■ DATA PROVIDED:
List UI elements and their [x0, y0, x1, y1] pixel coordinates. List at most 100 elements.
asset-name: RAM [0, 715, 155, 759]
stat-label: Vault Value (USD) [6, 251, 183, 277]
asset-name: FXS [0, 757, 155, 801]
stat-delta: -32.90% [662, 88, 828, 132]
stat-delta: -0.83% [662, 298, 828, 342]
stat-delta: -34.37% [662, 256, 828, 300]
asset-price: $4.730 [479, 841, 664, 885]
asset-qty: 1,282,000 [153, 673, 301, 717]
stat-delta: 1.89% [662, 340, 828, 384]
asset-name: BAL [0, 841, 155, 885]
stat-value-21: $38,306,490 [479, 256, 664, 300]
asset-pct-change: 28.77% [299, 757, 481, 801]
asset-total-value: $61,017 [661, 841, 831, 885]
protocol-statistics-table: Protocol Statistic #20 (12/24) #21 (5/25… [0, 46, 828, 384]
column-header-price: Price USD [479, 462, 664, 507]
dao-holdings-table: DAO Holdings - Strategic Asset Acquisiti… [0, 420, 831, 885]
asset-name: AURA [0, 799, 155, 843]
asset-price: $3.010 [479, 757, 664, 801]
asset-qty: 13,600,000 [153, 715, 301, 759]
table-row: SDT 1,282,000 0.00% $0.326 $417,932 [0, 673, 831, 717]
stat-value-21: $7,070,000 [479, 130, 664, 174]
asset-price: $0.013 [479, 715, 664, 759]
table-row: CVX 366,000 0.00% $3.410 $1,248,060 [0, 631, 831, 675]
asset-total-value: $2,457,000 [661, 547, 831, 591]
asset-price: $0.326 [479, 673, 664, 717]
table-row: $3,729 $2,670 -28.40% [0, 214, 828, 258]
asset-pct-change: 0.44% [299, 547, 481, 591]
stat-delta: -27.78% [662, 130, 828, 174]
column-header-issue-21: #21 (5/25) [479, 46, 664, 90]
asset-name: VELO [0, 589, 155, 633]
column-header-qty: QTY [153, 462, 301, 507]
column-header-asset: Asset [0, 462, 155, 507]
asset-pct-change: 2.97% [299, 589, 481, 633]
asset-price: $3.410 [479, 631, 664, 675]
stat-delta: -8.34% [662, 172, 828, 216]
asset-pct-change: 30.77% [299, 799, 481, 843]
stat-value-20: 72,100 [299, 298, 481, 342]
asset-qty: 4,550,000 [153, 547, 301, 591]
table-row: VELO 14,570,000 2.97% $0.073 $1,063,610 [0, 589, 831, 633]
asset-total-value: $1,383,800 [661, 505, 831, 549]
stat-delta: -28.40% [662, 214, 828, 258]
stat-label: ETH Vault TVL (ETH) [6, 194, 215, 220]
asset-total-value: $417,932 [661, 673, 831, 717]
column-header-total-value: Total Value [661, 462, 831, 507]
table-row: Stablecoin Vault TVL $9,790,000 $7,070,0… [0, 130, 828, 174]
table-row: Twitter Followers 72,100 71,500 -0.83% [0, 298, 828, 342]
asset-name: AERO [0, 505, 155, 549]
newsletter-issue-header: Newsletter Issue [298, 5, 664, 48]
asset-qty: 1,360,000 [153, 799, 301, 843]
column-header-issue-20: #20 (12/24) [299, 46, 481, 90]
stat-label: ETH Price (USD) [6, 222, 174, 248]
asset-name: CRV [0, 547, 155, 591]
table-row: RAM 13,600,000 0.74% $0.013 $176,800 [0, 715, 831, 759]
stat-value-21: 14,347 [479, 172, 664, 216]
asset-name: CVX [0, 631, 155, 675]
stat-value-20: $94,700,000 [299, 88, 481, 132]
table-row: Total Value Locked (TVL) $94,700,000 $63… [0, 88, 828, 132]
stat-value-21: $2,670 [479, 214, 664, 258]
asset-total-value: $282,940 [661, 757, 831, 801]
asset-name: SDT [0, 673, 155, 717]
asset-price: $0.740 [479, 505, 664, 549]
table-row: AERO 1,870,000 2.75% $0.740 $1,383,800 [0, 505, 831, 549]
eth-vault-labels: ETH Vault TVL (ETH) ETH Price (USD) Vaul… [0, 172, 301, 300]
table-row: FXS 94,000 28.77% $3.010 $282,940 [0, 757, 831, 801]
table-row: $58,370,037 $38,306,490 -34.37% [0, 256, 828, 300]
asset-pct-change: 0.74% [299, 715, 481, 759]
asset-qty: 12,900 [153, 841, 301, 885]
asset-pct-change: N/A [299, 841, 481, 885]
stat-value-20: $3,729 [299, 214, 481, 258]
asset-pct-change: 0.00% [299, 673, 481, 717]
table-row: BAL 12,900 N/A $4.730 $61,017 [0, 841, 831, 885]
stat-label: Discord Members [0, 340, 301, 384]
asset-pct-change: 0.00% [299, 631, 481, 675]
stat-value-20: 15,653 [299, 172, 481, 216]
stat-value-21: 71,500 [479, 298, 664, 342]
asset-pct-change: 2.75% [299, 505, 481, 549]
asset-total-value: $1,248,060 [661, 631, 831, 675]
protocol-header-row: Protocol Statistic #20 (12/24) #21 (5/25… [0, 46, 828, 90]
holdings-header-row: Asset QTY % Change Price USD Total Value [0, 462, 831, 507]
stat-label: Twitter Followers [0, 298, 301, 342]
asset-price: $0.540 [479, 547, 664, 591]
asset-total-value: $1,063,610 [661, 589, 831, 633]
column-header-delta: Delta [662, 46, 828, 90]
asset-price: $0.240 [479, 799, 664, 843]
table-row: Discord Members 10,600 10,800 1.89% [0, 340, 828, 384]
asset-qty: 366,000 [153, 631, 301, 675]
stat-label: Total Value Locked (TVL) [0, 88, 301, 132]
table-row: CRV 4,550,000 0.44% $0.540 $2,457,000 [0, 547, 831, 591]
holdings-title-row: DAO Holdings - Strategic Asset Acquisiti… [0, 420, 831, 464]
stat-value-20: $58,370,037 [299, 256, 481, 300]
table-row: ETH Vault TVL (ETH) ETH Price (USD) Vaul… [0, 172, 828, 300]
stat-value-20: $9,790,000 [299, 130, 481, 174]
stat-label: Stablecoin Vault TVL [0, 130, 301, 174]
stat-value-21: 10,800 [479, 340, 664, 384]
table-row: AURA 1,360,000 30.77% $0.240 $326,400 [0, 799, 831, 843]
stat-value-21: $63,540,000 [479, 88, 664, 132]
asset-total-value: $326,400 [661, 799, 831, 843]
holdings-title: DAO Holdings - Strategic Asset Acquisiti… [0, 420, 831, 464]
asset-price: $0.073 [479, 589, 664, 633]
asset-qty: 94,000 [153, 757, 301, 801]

■ TASK GOAL:
Rewrite the data above, renaming every "stat-delta" as "stat-change" and leaving all other text unchanged.

■ EXERCISE RESPONSE:
List UI elements and their [x0, y0, x1, y1] pixel coordinates. List at most 100 elements.
asset-name: RAM [0, 715, 155, 759]
stat-label: Vault Value (USD) [6, 251, 183, 277]
asset-name: FXS [0, 757, 155, 801]
stat-change: -32.90% [662, 88, 828, 132]
stat-change: -0.83% [662, 298, 828, 342]
stat-change: -34.37% [662, 256, 828, 300]
asset-price: $4.730 [479, 841, 664, 885]
asset-qty: 1,282,000 [153, 673, 301, 717]
stat-change: 1.89% [662, 340, 828, 384]
asset-name: BAL [0, 841, 155, 885]
stat-value-21: $38,306,490 [479, 256, 664, 300]
asset-pct-change: 28.77% [299, 757, 481, 801]
asset-total-value: $61,017 [661, 841, 831, 885]
protocol-statistics-table: Protocol Statistic #20 (12/24) #21 (5/25… [0, 46, 828, 384]
column-header-price: Price USD [479, 462, 664, 507]
dao-holdings-table: DAO Holdings - Strategic Asset Acquisiti… [0, 420, 831, 885]
asset-name: AURA [0, 799, 155, 843]
asset-price: $3.010 [479, 757, 664, 801]
asset-qty: 13,600,000 [153, 715, 301, 759]
table-row: SDT 1,282,000 0.00% $0.326 $417,932 [0, 673, 831, 717]
stat-value-21: $7,070,000 [479, 130, 664, 174]
asset-price: $0.013 [479, 715, 664, 759]
table-row: CVX 366,000 0.00% $3.410 $1,248,060 [0, 631, 831, 675]
asset-total-value: $2,457,000 [661, 547, 831, 591]
asset-price: $0.326 [479, 673, 664, 717]
table-row: $3,729 $2,670 -28.40% [0, 214, 828, 258]
asset-pct-change: 0.44% [299, 547, 481, 591]
stat-change: -27.78% [662, 130, 828, 174]
column-header-issue-21: #21 (5/25) [479, 46, 664, 90]
asset-name: VELO [0, 589, 155, 633]
column-header-qty: QTY [153, 462, 301, 507]
column-header-asset: Asset [0, 462, 155, 507]
asset-pct-change: 2.97% [299, 589, 481, 633]
asset-price: $3.410 [479, 631, 664, 675]
stat-change: -8.34% [662, 172, 828, 216]
asset-pct-change: 30.77% [299, 799, 481, 843]
stat-value-20: 72,100 [299, 298, 481, 342]
asset-qty: 4,550,000 [153, 547, 301, 591]
table-row: VELO 14,570,000 2.97% $0.073 $1,063,610 [0, 589, 831, 633]
asset-total-value: $1,383,800 [661, 505, 831, 549]
stat-change: -28.40% [662, 214, 828, 258]
stat-label: ETH Vault TVL (ETH) [6, 194, 215, 220]
asset-total-value: $417,932 [661, 673, 831, 717]
column-header-total-value: Total Value [661, 462, 831, 507]
table-row: Stablecoin Vault TVL $9,790,000 $7,070,0… [0, 130, 828, 174]
table-row: Twitter Followers 72,100 71,500 -0.83% [0, 298, 828, 342]
asset-name: AERO [0, 505, 155, 549]
newsletter-issue-header: Newsletter Issue [298, 5, 664, 48]
asset-qty: 1,360,000 [153, 799, 301, 843]
column-header-issue-20: #20 (12/24) [299, 46, 481, 90]
stat-label: ETH Price (USD) [6, 222, 174, 248]
asset-name: CRV [0, 547, 155, 591]
table-row: RAM 13,600,000 0.74% $0.013 $176,800 [0, 715, 831, 759]
stat-value-21: 14,347 [479, 172, 664, 216]
asset-name: CVX [0, 631, 155, 675]
stat-value-20: $94,700,000 [299, 88, 481, 132]
table-row: Total Value Locked (TVL) $94,700,000 $63… [0, 88, 828, 132]
stat-value-21: $2,670 [479, 214, 664, 258]
asset-total-value: $282,940 [661, 757, 831, 801]
asset-name: SDT [0, 673, 155, 717]
asset-price: $0.740 [479, 505, 664, 549]
table-row: AERO 1,870,000 2.75% $0.740 $1,383,800 [0, 505, 831, 549]
eth-vault-labels: ETH Vault TVL (ETH) ETH Price (USD) Vaul… [0, 172, 301, 300]
table-row: FXS 94,000 28.77% $3.010 $282,940 [0, 757, 831, 801]
table-row: $58,370,037 $38,306,490 -34.37% [0, 256, 828, 300]
asset-pct-change: 0.74% [299, 715, 481, 759]
asset-qty: 12,900 [153, 841, 301, 885]
asset-pct-change: N/A [299, 841, 481, 885]
stat-value-20: $3,729 [299, 214, 481, 258]
asset-pct-change: 0.00% [299, 673, 481, 717]
table-row: BAL 12,900 N/A $4.730 $61,017 [0, 841, 831, 885]
stat-label: Discord Members [0, 340, 301, 384]
asset-pct-change: 0.00% [299, 631, 481, 675]
stat-value-20: 15,653 [299, 172, 481, 216]
stat-value-21: 71,500 [479, 298, 664, 342]
asset-pct-change: 2.75% [299, 505, 481, 549]
asset-total-value: $1,248,060 [661, 631, 831, 675]
protocol-header-row: Protocol Statistic #20 (12/24) #21 (5/25… [0, 46, 828, 90]
holdings-header-row: Asset QTY % Change Price USD Total Value [0, 462, 831, 507]
stat-label: Twitter Followers [0, 298, 301, 342]
asset-price: $0.540 [479, 547, 664, 591]
asset-total-value: $1,063,610 [661, 589, 831, 633]
column-header-delta: Delta [662, 46, 828, 90]
asset-price: $0.240 [479, 799, 664, 843]
table-row: Discord Members 10,600 10,800 1.89% [0, 340, 828, 384]
asset-qty: 366,000 [153, 631, 301, 675]
stat-label: Total Value Locked (TVL) [0, 88, 301, 132]
table-row: CRV 4,550,000 0.44% $0.540 $2,457,000 [0, 547, 831, 591]
holdings-title-row: DAO Holdings - Strategic Asset Acquisiti… [0, 420, 831, 464]
stat-value-20: $58,370,037 [299, 256, 481, 300]
table-row: ETH Vault TVL (ETH) ETH Price (USD) Vaul… [0, 172, 828, 300]
stat-value-20: $9,790,000 [299, 130, 481, 174]
stat-label: Stablecoin Vault TVL [0, 130, 301, 174]
stat-value-21: 10,800 [479, 340, 664, 384]
table-row: AURA 1,360,000 30.77% $0.240 $326,400 [0, 799, 831, 843]
stat-value-21: $63,540,000 [479, 88, 664, 132]
asset-total-value: $326,400 [661, 799, 831, 843]
holdings-title: DAO Holdings - Strategic Asset Acquisiti… [0, 420, 831, 464]
asset-price: $0.073 [479, 589, 664, 633]
asset-qty: 94,000 [153, 757, 301, 801]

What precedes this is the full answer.